- _Work item_:
The required answer is each line in the entries below where "samband" occurs.

▬▬▬▬▬▬

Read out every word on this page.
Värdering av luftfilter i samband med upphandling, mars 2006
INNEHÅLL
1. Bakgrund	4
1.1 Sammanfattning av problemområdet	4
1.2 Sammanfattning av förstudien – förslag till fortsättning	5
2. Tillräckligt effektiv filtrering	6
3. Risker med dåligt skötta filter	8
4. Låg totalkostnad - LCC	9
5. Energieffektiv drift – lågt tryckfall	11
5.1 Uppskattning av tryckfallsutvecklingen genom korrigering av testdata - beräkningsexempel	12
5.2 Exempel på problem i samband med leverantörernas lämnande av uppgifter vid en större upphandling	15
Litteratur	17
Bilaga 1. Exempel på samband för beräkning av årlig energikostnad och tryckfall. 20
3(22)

▬▬▬▬▬▬

- _Response for this exercise_:
Värdering av luftfilter i samband med upphandling, mars 2006
5.2 Exempel på problem i samband med leverantörernas lämnande av uppgifter vid en större upphandling	15
Bilaga 1. Exempel på samband för beräkning av årlig energikostnad och tryckfall. 20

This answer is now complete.